## Start Record extracts
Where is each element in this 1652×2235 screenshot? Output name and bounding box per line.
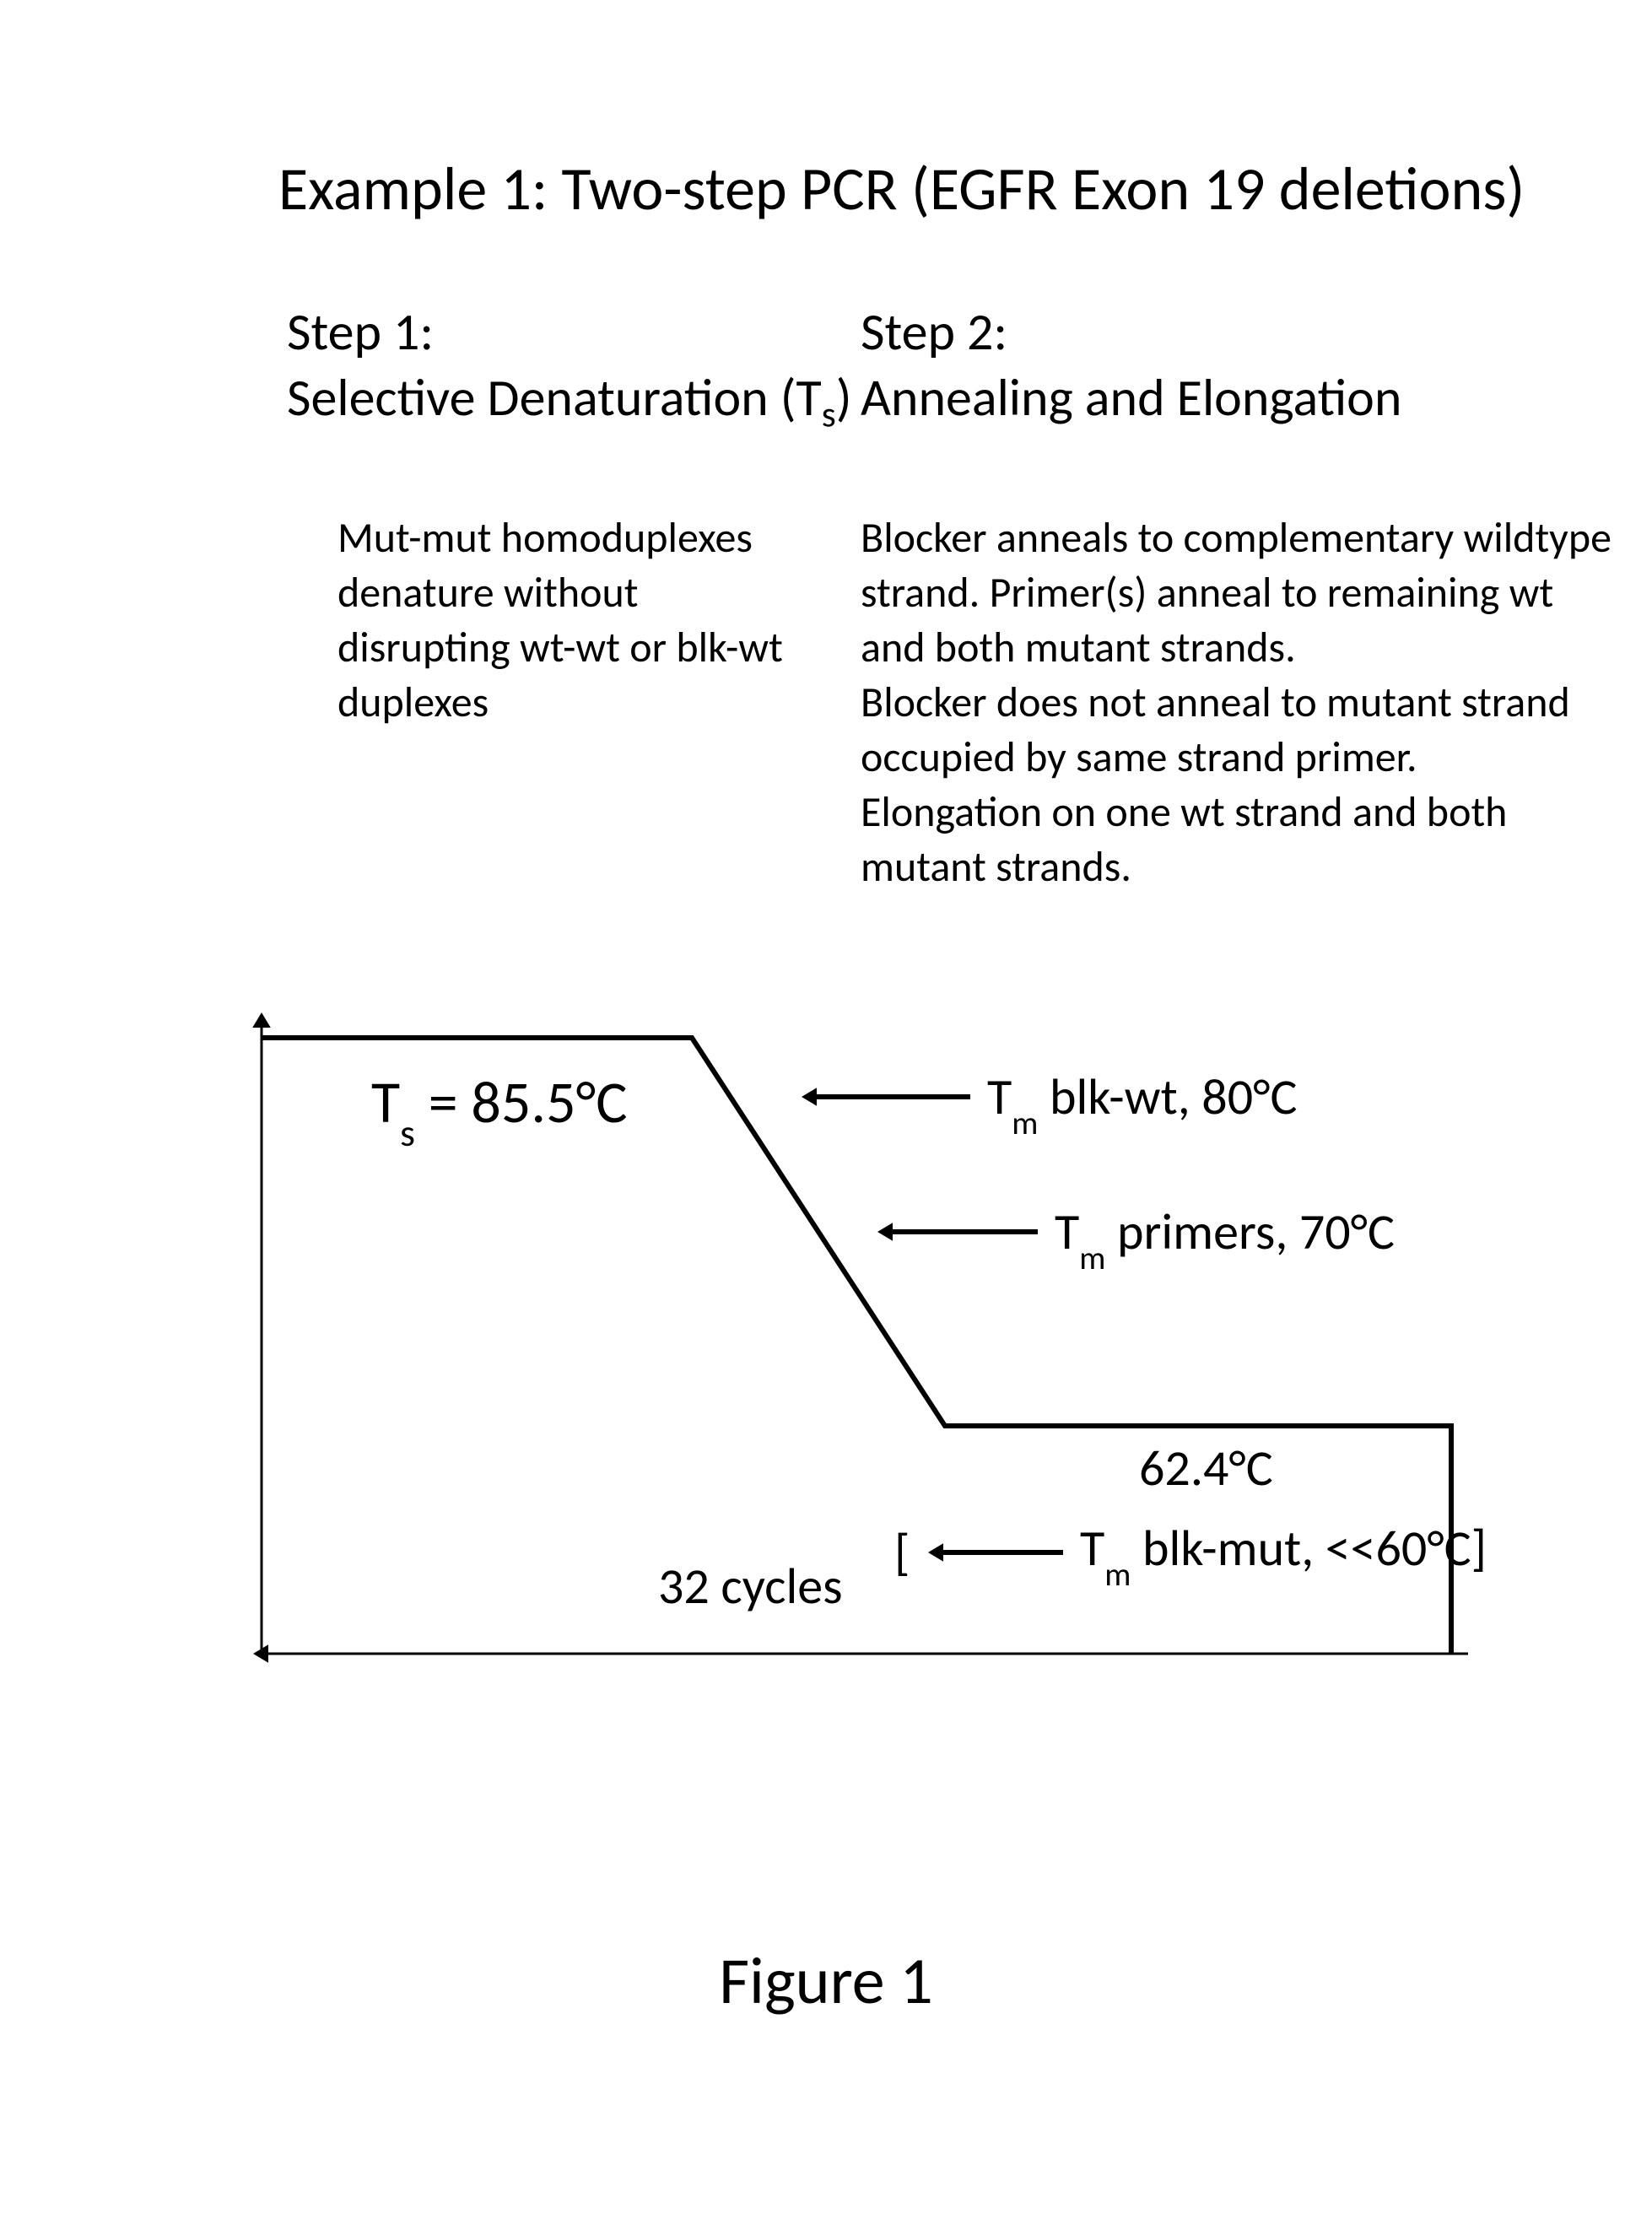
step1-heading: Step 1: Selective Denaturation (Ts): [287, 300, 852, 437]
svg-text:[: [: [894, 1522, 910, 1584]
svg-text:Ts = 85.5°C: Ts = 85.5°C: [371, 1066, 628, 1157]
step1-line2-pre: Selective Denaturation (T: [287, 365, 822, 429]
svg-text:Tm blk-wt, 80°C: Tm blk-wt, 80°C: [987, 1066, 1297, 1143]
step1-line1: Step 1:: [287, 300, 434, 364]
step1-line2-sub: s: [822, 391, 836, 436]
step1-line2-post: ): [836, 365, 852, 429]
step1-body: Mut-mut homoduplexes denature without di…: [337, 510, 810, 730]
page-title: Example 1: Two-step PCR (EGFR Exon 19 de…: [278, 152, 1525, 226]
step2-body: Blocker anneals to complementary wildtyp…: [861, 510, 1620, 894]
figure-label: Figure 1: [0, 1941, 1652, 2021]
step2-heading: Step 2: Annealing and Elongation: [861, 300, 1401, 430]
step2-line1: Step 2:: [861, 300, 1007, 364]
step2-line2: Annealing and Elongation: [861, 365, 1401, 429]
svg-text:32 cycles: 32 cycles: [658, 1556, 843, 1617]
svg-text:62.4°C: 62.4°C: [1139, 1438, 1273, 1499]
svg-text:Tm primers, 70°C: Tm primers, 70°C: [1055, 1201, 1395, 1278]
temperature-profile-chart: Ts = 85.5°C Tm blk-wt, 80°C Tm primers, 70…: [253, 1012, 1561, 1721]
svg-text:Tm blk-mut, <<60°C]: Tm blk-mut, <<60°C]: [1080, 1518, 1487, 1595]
## End Record extracts
## What you have to do
Reproduce the lines of the material word for word, starting at the line that contains "step1-heading: Step 1: Selective" and ending at the last line of the material, with both of those lines included.

## Reply to the exercise
step1-heading: Step 1: Selective Denaturation (Ts): [287, 300, 852, 437]
svg-text:[: [: [894, 1522, 910, 1584]
svg-text:Ts = 85.5°C: Ts = 85.5°C: [371, 1066, 628, 1157]
step1-line2-pre: Selective Denaturation (T: [287, 365, 822, 429]
svg-text:Tm blk-wt, 80°C: Tm blk-wt, 80°C: [987, 1066, 1297, 1143]
step1-line1: Step 1:: [287, 300, 434, 364]
step1-line2-sub: s: [822, 391, 836, 436]
step1-line2-post: ): [836, 365, 852, 429]
step1-body: Mut-mut homoduplexes denature without di…: [337, 510, 810, 730]
page-title: Example 1: Two-step PCR (EGFR Exon 19 de…: [278, 152, 1525, 226]
step2-body: Blocker anneals to complementary wildtyp…: [861, 510, 1620, 894]
figure-label: Figure 1: [0, 1941, 1652, 2021]
step2-heading: Step 2: Annealing and Elongation: [861, 300, 1401, 430]
step2-line1: Step 2:: [861, 300, 1007, 364]
step2-line2: Annealing and Elongation: [861, 365, 1401, 429]
svg-text:32 cycles: 32 cycles: [658, 1556, 843, 1617]
svg-text:62.4°C: 62.4°C: [1139, 1438, 1273, 1499]
svg-text:Tm primers, 70°C: Tm primers, 70°C: [1055, 1201, 1395, 1278]
temperature-profile-chart: Ts = 85.5°C Tm blk-wt, 80°C Tm primers, 70…: [253, 1012, 1561, 1721]
svg-text:Tm blk-mut, <<60°C]: Tm blk-mut, <<60°C]: [1080, 1518, 1487, 1595]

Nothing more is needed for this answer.